Rep. Jasmine Crockett (D-TX), the quip-ready Texas legislator, is the type of social media user who gets into it with her online antagonists — and Crockett’s detractors are legion on X, where vitriolic armies of MAGA adherents are always on the attack.
Crockett took the bait again this week, responding to a trolling poster who questioned the legitimacy of her position in Congress. An attorney and former public defender, Crockett likes an argument and descends into the comments to fire back at her snipers — even when their criticism is illegitimate on its face.
The Congresswoman, like many Democrats and Republicans, posted an encomium about the late President Jimmy Carter after word spread of the Georgia Democrat’s death this week at age 100, saying that “he & his bride committed their lives to service in the most selfless way.”
Crockett commended Carter by associating his life’s work with the Bible verse Matthew 25:21: “Well done, my good and faithful servant.”
“Well done, my good and faithful servant”… are the first words that came to my mind when hearing of the passing of President Carter. He & his bride committed their lives to service in the most selfless way.
— Jasmine Crockett (@JasmineForUS) December 30, 2024
Let us all honor his legacy by doing our part to serve our country &… pic.twitter.com/tt0w1TbE6O
In response to her Carter praise, an X user with the handle Walter Right laughed at Crockett’s sincerity and asserted that she isn’t “even a real congressman.”
I’m an entire CongressWOman… I agree. This must be what Vivek & Elon were talking about the lack of talent in a certain base… due to a lack of education.
— Jasmine Crockett (@JasmineForUS) December 30, 2024
We had an election 2 years ago & I won… we just had another last month and I won that one too… so one day when you…
The default gender assumption in Right’s phrasing — “congressMAN” — was Crockett’s invitation to engage, and she took the opportunity to rip into the mistake, characterizing it as indicative of a dangerously undereducated segment of the population she implies are largely finding a home in the new GOP.
Conscripting the current “MAGA civil war” heroes Elon Musk and Vivek Ramaswamy to support her take, Crockett wrote: “This must be what Vivek & Elon were talking about the lack of talent in a certain base… due to a lack of education.”

* _Supplied entries_:
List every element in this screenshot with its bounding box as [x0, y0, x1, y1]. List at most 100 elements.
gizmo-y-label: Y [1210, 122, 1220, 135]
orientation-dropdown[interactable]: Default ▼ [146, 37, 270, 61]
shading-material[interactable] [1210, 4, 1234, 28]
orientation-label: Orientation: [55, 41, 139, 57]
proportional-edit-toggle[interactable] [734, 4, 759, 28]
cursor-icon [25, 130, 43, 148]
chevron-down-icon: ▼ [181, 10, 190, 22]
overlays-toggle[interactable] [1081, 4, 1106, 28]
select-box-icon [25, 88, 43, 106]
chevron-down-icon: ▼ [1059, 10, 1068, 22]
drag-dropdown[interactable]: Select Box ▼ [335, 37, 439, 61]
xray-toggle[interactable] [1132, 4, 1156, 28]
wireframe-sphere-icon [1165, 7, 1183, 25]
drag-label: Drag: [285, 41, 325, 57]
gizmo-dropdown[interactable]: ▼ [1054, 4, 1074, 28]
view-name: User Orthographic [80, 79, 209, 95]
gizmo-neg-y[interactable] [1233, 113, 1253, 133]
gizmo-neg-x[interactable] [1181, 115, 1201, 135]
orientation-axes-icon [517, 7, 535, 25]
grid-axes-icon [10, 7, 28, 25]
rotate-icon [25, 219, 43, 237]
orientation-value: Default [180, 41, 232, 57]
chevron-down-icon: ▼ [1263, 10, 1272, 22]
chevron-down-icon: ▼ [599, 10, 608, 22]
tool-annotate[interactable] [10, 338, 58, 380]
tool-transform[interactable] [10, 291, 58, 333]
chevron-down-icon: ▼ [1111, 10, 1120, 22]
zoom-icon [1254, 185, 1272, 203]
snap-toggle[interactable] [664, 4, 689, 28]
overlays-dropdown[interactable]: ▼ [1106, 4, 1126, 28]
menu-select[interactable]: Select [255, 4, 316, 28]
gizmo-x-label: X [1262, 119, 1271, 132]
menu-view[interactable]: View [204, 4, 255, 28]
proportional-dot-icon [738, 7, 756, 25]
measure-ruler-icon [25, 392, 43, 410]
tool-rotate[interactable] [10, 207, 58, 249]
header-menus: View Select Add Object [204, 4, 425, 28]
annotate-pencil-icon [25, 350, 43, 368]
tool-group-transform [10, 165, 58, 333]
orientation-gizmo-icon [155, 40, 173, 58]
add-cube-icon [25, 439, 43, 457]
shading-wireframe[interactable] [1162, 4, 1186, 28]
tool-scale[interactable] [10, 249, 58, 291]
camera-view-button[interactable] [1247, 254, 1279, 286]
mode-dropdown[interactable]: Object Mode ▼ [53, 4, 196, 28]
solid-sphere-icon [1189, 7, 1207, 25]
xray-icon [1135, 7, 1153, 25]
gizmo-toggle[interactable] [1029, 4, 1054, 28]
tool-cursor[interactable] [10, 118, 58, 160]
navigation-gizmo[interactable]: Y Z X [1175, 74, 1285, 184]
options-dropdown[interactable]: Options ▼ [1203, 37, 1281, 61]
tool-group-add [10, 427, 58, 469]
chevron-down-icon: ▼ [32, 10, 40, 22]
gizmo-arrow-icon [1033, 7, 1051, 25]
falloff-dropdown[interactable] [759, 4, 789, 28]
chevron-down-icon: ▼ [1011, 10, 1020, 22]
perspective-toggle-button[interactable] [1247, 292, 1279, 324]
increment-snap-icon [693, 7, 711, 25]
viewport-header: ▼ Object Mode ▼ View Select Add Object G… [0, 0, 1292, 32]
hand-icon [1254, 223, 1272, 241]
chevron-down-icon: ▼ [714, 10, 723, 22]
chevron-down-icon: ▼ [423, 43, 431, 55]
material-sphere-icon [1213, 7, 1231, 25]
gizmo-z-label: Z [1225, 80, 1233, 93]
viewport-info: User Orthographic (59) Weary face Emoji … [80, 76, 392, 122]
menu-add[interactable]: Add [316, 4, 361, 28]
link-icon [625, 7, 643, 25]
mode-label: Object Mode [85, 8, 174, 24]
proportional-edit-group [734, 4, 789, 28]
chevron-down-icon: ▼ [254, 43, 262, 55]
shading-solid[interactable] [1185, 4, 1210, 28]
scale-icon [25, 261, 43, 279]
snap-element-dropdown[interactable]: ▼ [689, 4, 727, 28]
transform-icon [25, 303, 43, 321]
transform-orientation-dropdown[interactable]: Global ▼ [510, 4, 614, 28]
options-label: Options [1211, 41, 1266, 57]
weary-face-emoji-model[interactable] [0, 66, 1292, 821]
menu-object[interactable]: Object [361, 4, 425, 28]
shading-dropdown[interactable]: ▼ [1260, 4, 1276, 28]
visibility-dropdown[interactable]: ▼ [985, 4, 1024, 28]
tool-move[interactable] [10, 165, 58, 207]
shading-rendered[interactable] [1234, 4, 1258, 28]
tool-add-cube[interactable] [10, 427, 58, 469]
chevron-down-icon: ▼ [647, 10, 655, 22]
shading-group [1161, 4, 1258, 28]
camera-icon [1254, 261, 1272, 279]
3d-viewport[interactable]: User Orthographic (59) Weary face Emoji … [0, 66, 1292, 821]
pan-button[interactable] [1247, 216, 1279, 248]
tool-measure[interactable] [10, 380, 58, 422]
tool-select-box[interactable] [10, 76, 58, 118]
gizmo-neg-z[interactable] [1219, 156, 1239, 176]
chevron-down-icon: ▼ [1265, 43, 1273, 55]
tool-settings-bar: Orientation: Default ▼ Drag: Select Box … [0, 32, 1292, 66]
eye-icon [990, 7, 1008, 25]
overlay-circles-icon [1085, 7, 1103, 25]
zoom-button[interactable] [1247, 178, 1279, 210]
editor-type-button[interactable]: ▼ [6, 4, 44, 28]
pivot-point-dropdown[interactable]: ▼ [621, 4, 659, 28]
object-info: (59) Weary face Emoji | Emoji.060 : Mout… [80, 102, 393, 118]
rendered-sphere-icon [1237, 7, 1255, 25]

* _Required work_:
**1)** Rewrite the Jasmine Crockett article from "Rep. Jasmine Crockett" up to and including "on its face.", replacing "public defender" with "prosecutor".
**2)** According to the article about Jasmine Crockett, at what age did Jimmy Carter die?
**3)** Continue the article about Jasmine Crockett's exchange with an X user from where it stops.
The listing was taken from a different source than the article.

* _Answers to this exercise_:
**1)**
Rep. Jasmine Crockett (D-TX), the quip-ready Texas legislator, is the type of social media user who gets into it with her online antagonists — and Crockett’s detractors are legion on X, where vitriolic armies of MAGA adherents are always on the attack.
Crockett took the bait again this week, responding to a trolling poster who questioned the legitimacy of her position in Congress. An attorney and former prosecutor, Crockett likes an argument and descends into the comments to fire back at her snipers — even when their criticism is illegitimate on its face.

**2)** 100

**3)**
(Crockett also noted that she’d won two elections and that her bona fides as an elected Congresswoman weren’t in doubt.)
Reactions — as usual — were split between praise for Crockett’s retort and accusations that the Congresswoman is herself the beneficiary of DEI (Diversity, Equity, and Inclusion) agendas, a default smear commonly leveled on X against accomplished non-white women.
Crockett has consistently positioned herself as a target of such blowback, especially with her tendency to engage. Throughout the latter part of Donald Trump’s campaign for re-election in 2024, she frequently drew the ire of MAGA as she emphatically supported both Joe Biden and, after the president stepped aside, VP Kamala Harris.
Crockett also had a much-publicized war of words with MAGA Congresswoman Marjorie Taylor Greene (R-GA) on the House floor, with the attacks on both sides getting personal.
Crockett has commonly skewered MAGA policies, notably its antipathy toward DEI initiatives intended to promote the ideal of workplaces, communities and campuses that better reflect the gender and ethnic composition of America.
Treating MAGA’s resistance to such programs as cynical and disingenuous, Crockett implies that America already has a major, if unacknowledged, DEI program in place — one that favors white men of dubious merit.
[NOTE: MAGA’s chief objection to DEI is that by encouraging agendas focused on a long-term goal of diversity — and as a corrective to longstanding prejudices — DEI devalues merit in the short-term and illegally discriminates against qualified, capable white men.]
Crockett, who continually invites criticism and a fight from the Right, knocked MAGA’s DEI stance this summer — referencing the Trump v Harris battle — and saying that “this election is the best example of why you all are so afraid of diversity, equity, and inclusion — because then you can’t have a simple-minded under-qualified white man somehow end up ascending. Instead you got to pay attention to the qualified Black woman that is on the other side.”